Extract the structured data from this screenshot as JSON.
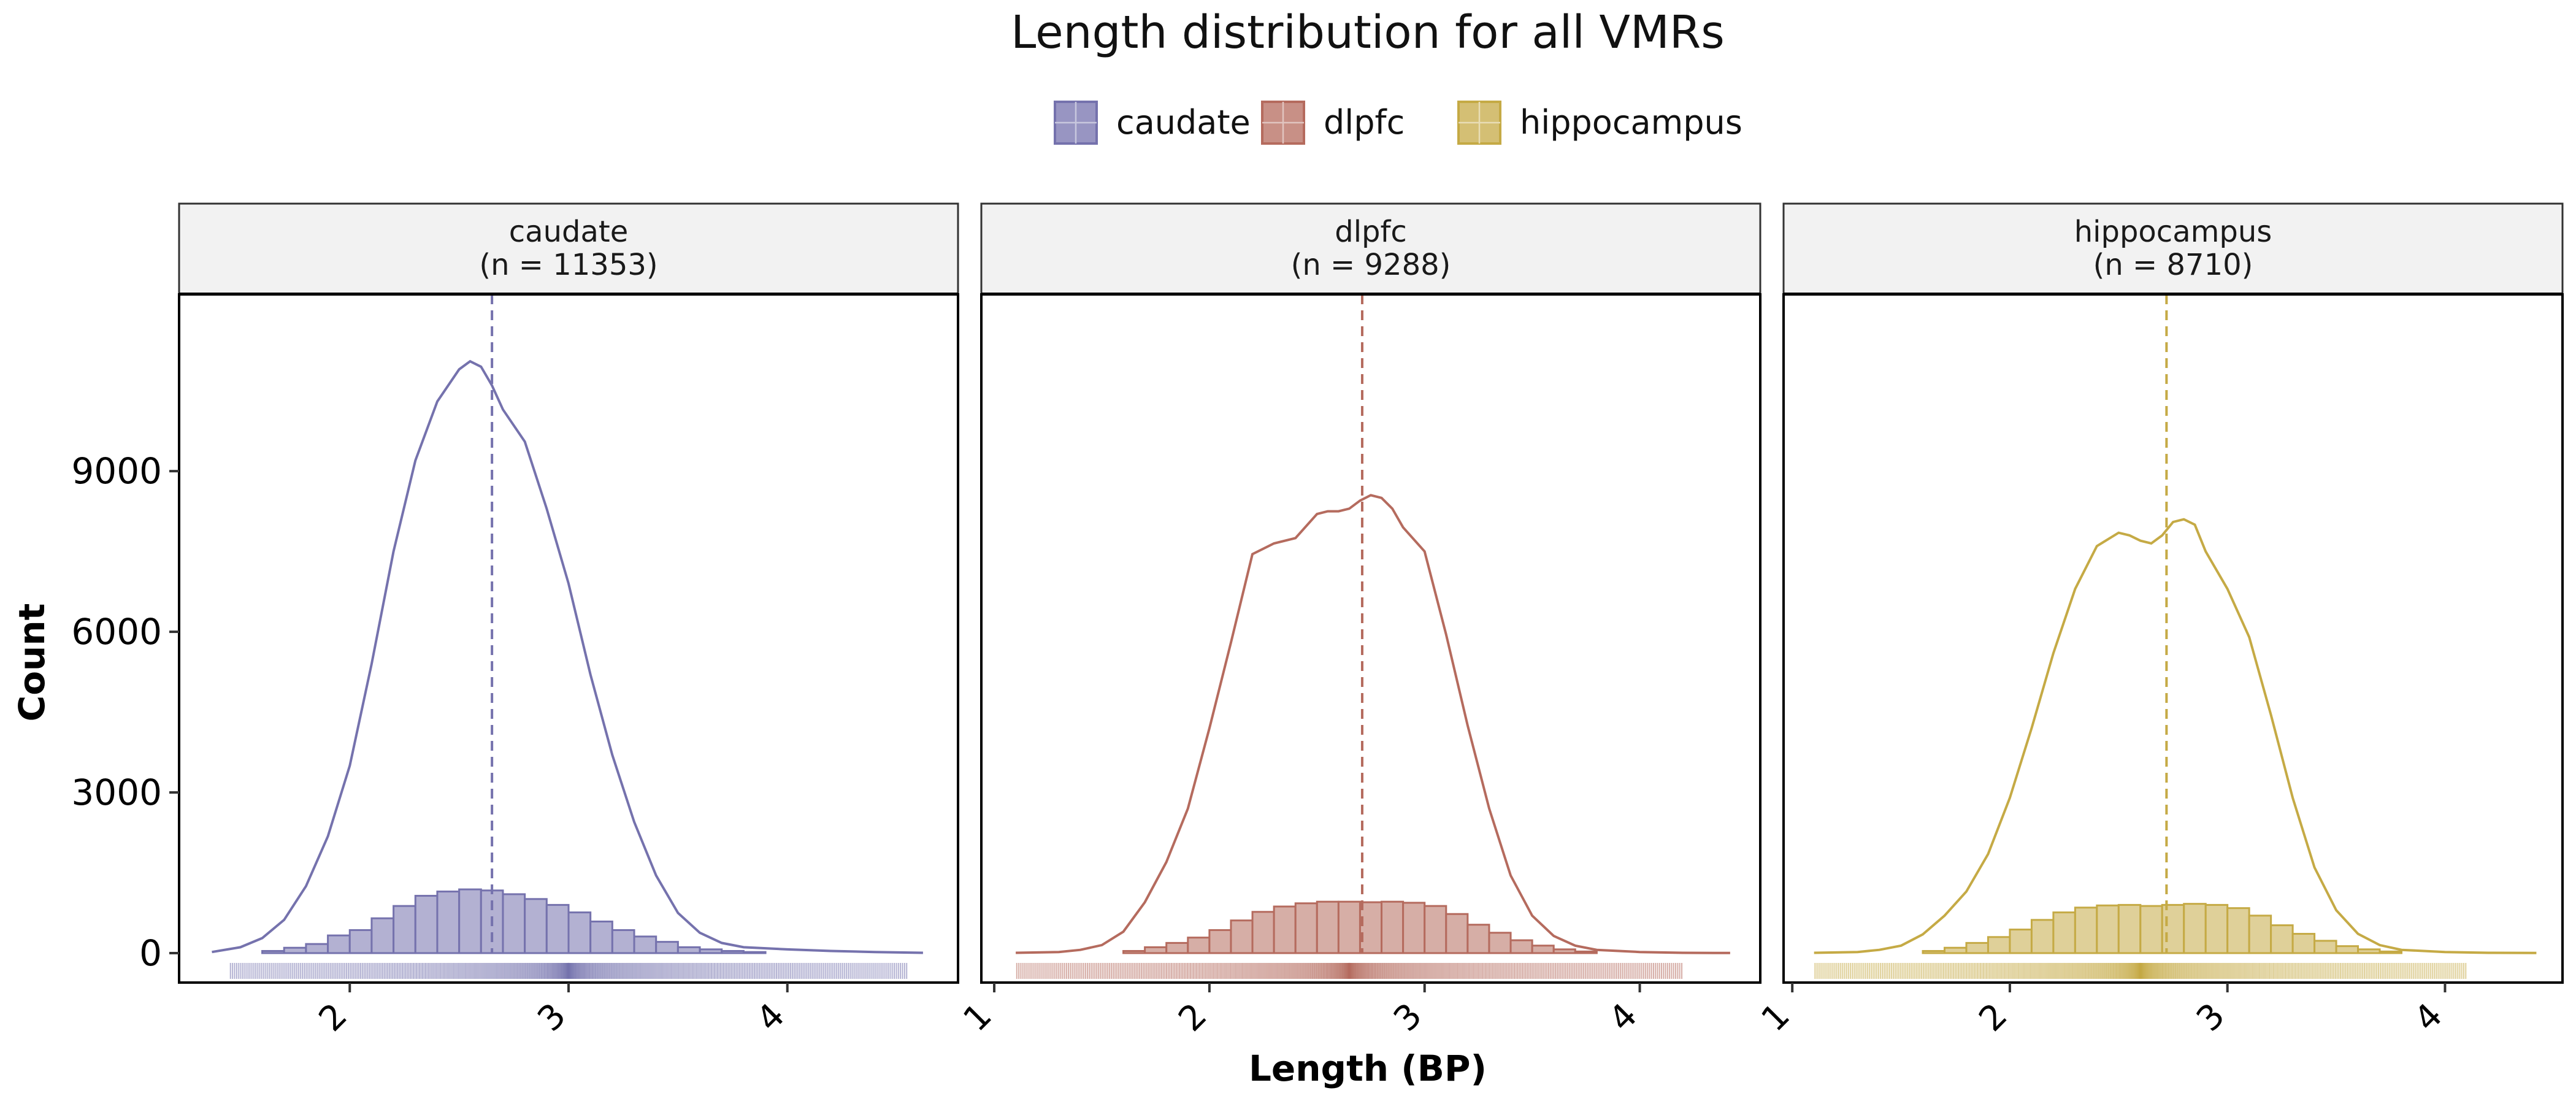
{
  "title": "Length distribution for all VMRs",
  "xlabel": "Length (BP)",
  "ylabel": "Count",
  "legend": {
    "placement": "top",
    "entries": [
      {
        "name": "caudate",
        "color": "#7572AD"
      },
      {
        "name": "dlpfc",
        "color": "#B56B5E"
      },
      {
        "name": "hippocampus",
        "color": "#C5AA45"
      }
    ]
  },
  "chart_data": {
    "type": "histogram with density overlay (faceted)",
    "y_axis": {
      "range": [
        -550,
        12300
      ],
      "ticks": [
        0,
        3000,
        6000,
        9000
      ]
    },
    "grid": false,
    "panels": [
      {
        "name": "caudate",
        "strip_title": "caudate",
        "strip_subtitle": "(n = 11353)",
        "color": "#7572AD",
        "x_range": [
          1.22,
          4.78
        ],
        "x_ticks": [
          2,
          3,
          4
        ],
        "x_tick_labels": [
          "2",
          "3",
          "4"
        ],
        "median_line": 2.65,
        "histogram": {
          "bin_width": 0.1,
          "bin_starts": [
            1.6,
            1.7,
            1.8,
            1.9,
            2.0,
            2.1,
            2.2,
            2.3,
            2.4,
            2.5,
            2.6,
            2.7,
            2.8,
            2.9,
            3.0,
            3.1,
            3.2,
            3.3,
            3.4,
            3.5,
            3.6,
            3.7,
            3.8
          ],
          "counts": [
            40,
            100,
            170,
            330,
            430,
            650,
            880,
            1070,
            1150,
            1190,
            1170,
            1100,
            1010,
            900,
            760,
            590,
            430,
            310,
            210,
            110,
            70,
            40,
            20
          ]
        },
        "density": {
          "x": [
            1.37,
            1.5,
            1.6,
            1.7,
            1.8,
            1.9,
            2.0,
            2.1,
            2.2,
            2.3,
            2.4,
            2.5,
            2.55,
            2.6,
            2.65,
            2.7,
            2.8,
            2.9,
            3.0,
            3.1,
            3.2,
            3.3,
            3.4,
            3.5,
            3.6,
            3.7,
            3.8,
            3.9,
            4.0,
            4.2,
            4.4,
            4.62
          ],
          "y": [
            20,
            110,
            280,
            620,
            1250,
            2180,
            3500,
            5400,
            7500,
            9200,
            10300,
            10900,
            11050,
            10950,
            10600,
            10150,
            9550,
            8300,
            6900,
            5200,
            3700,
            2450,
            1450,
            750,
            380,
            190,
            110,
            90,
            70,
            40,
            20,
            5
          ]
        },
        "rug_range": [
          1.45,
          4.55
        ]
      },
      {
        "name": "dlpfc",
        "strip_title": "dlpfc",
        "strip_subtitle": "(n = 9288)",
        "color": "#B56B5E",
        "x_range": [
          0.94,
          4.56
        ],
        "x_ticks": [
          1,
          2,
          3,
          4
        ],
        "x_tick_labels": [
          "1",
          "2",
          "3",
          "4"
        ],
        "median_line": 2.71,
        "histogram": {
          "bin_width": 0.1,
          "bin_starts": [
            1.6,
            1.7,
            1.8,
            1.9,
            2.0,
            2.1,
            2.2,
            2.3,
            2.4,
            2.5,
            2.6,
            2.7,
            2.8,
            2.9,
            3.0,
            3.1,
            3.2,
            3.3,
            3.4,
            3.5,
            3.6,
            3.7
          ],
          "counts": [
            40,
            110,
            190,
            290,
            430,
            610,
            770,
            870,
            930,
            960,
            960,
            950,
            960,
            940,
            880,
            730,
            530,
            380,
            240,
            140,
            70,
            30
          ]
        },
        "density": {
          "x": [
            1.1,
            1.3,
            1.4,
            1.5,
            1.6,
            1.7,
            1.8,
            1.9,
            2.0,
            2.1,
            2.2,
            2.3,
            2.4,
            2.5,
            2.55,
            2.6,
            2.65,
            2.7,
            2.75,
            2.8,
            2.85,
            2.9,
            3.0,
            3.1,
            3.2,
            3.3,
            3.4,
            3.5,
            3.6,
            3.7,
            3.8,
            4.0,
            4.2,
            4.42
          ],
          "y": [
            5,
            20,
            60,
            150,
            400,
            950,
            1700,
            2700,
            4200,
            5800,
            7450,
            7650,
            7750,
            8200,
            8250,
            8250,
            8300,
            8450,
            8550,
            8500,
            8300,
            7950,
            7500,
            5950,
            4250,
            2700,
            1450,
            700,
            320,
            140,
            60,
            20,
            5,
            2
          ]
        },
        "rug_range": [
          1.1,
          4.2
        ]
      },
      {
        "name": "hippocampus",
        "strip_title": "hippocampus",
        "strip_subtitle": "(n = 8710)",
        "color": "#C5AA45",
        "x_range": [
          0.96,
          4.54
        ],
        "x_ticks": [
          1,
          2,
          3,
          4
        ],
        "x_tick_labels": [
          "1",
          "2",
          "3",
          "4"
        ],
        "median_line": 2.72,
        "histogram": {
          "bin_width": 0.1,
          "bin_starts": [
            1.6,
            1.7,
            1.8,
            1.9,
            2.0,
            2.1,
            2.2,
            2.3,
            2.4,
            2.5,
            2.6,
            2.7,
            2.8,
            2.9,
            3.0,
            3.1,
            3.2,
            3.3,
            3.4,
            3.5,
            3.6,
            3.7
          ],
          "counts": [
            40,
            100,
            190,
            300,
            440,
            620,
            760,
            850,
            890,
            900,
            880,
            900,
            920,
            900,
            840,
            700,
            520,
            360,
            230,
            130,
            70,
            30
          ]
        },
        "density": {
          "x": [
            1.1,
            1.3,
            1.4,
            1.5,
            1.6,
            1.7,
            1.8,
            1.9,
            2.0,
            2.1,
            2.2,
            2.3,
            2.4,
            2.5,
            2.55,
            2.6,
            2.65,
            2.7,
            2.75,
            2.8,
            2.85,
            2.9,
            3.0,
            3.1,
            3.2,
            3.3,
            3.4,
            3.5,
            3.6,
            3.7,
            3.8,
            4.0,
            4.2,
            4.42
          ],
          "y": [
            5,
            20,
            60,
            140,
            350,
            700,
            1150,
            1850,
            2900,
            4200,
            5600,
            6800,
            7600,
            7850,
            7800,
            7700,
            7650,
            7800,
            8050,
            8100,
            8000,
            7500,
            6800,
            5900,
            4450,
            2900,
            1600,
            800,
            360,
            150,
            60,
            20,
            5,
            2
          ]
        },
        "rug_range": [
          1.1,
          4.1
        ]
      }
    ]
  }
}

|---|

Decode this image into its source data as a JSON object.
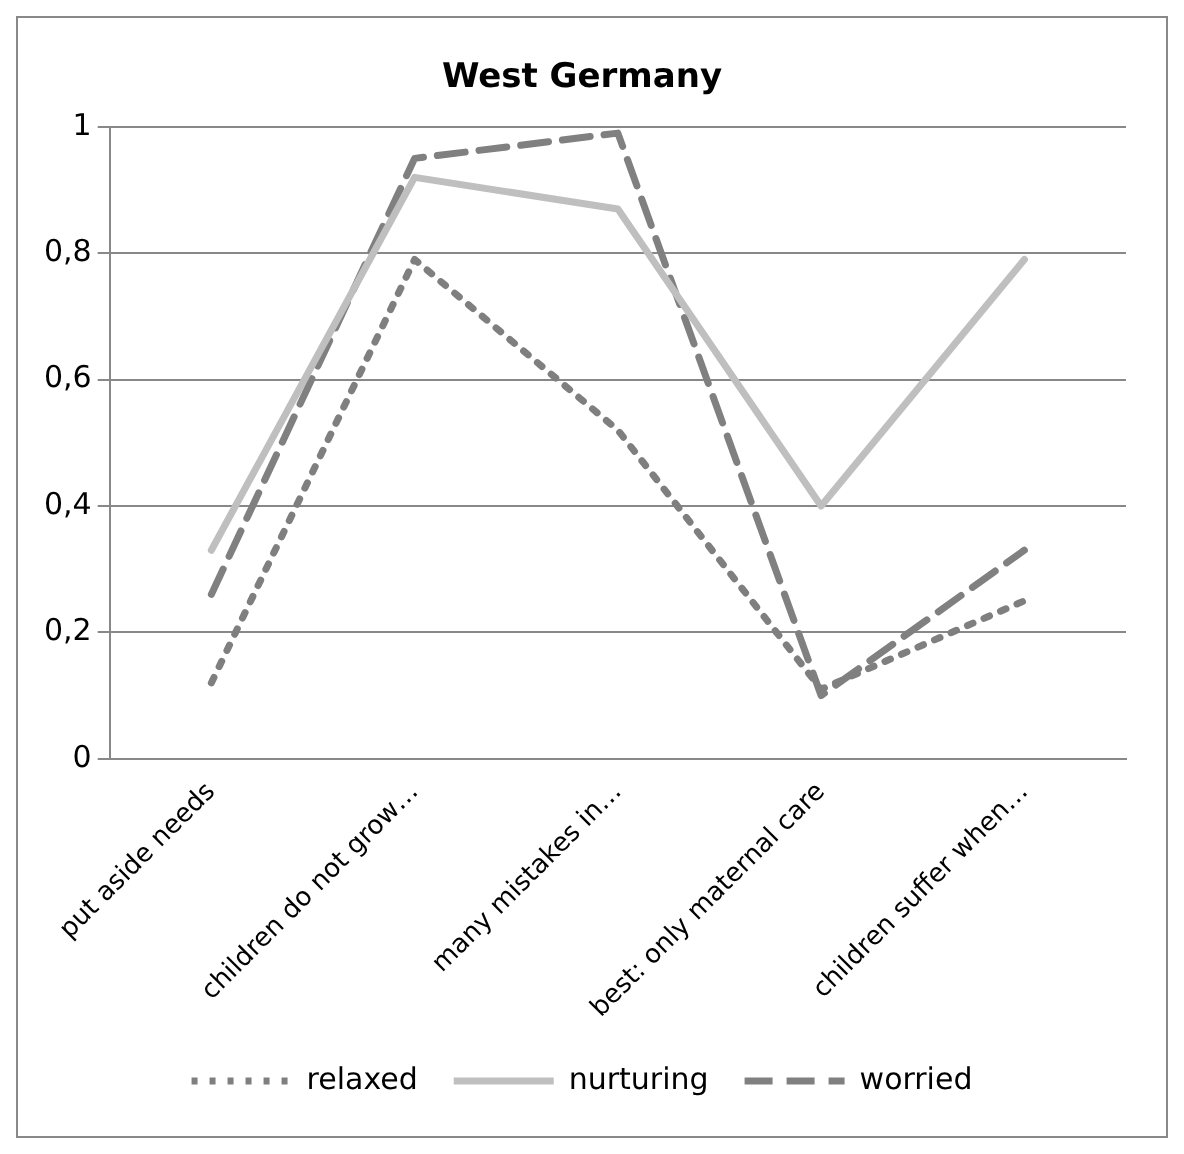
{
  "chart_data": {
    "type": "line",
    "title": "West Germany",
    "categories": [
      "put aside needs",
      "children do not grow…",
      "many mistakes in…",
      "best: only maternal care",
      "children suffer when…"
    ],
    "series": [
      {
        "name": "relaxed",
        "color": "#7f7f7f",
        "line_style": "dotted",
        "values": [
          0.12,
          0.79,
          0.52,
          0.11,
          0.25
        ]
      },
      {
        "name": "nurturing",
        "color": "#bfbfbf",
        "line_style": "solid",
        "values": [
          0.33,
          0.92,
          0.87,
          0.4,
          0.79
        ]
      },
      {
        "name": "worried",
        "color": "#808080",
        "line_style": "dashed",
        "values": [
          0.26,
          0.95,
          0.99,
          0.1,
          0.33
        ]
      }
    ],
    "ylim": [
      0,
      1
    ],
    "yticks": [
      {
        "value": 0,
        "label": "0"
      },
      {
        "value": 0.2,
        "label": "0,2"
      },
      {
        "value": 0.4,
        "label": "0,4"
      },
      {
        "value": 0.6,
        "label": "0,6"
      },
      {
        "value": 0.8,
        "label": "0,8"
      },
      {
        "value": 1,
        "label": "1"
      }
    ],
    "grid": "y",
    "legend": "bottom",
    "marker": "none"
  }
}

|---|

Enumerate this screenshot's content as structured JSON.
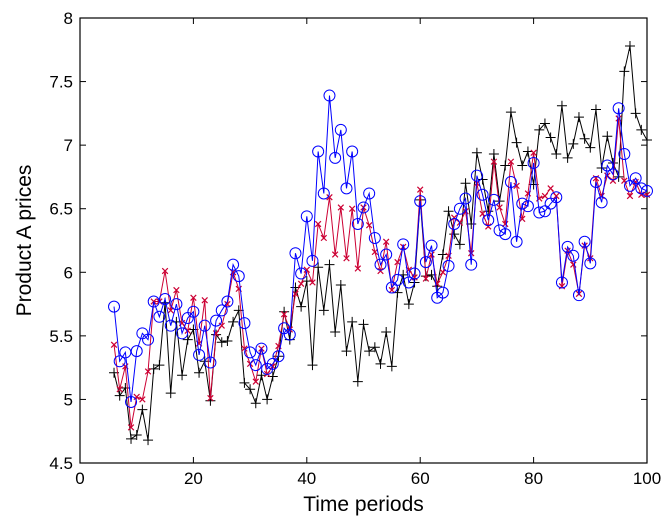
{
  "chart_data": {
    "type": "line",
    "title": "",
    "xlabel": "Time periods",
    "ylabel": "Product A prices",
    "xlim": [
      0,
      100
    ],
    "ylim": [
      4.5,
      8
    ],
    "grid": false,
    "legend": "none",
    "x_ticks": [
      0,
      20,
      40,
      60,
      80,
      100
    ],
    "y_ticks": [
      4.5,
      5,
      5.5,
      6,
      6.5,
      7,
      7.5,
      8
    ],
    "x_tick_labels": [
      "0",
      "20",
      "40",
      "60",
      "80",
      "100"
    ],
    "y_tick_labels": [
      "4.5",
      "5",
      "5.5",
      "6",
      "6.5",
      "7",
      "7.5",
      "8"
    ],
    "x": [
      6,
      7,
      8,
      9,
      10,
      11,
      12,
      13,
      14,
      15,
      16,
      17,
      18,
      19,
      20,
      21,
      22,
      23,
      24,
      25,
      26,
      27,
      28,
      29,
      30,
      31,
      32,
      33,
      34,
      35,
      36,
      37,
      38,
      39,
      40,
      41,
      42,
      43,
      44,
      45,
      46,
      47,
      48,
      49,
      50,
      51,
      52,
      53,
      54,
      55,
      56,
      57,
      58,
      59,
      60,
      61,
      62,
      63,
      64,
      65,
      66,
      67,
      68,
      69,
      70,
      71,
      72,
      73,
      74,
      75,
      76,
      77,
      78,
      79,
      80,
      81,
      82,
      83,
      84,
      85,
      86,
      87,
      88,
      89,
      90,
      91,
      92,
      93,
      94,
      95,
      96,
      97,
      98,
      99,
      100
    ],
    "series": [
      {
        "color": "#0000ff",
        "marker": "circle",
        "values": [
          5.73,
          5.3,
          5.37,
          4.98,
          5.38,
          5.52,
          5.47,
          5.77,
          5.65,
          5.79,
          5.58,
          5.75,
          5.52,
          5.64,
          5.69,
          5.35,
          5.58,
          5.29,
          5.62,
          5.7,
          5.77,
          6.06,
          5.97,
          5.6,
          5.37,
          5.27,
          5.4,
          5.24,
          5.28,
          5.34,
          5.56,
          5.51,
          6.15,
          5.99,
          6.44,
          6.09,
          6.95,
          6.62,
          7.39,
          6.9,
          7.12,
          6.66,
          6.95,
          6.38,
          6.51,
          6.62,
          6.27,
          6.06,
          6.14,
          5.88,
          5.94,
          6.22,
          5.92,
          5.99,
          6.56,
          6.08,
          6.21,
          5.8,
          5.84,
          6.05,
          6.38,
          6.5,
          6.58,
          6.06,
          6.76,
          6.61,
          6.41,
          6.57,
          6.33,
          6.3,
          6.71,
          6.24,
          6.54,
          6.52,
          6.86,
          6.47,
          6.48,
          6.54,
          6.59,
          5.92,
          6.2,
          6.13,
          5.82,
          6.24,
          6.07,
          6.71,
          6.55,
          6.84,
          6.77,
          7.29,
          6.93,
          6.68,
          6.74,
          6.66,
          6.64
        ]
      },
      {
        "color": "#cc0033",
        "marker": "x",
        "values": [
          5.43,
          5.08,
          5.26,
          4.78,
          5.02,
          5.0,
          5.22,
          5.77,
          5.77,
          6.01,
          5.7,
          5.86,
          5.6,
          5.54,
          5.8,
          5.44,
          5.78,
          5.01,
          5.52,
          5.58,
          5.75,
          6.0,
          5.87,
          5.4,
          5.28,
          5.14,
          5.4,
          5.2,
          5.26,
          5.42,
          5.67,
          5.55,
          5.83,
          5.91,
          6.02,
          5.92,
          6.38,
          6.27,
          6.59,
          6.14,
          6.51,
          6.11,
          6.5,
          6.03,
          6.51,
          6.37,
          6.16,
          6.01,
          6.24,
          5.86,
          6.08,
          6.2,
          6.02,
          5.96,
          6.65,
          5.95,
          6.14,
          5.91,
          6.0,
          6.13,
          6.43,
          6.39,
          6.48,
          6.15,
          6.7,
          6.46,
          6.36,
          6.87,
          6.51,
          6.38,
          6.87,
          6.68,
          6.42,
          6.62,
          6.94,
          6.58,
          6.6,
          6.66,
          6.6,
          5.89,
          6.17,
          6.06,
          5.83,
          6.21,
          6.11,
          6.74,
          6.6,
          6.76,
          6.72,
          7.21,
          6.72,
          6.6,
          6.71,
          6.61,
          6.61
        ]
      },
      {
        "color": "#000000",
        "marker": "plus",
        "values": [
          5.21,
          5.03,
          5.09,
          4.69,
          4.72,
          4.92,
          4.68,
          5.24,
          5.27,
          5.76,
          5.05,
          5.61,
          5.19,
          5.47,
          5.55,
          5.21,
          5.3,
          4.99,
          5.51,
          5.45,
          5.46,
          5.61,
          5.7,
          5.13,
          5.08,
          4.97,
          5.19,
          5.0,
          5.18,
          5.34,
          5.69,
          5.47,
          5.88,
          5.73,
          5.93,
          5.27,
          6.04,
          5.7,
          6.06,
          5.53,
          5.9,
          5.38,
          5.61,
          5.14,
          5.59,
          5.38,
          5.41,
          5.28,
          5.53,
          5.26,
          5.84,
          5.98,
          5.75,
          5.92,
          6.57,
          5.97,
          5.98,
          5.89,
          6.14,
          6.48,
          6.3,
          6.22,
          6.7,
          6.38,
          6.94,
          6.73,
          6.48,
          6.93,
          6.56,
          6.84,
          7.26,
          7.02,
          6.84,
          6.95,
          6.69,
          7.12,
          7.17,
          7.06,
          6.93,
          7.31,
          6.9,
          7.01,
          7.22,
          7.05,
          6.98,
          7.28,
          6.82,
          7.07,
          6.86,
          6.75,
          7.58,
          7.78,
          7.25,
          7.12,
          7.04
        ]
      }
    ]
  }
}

|---|

__SET TASK__
Among the lines of the data above, determine how many contain the word "marker". Report the number alone.

__COMPLETED TASK__
4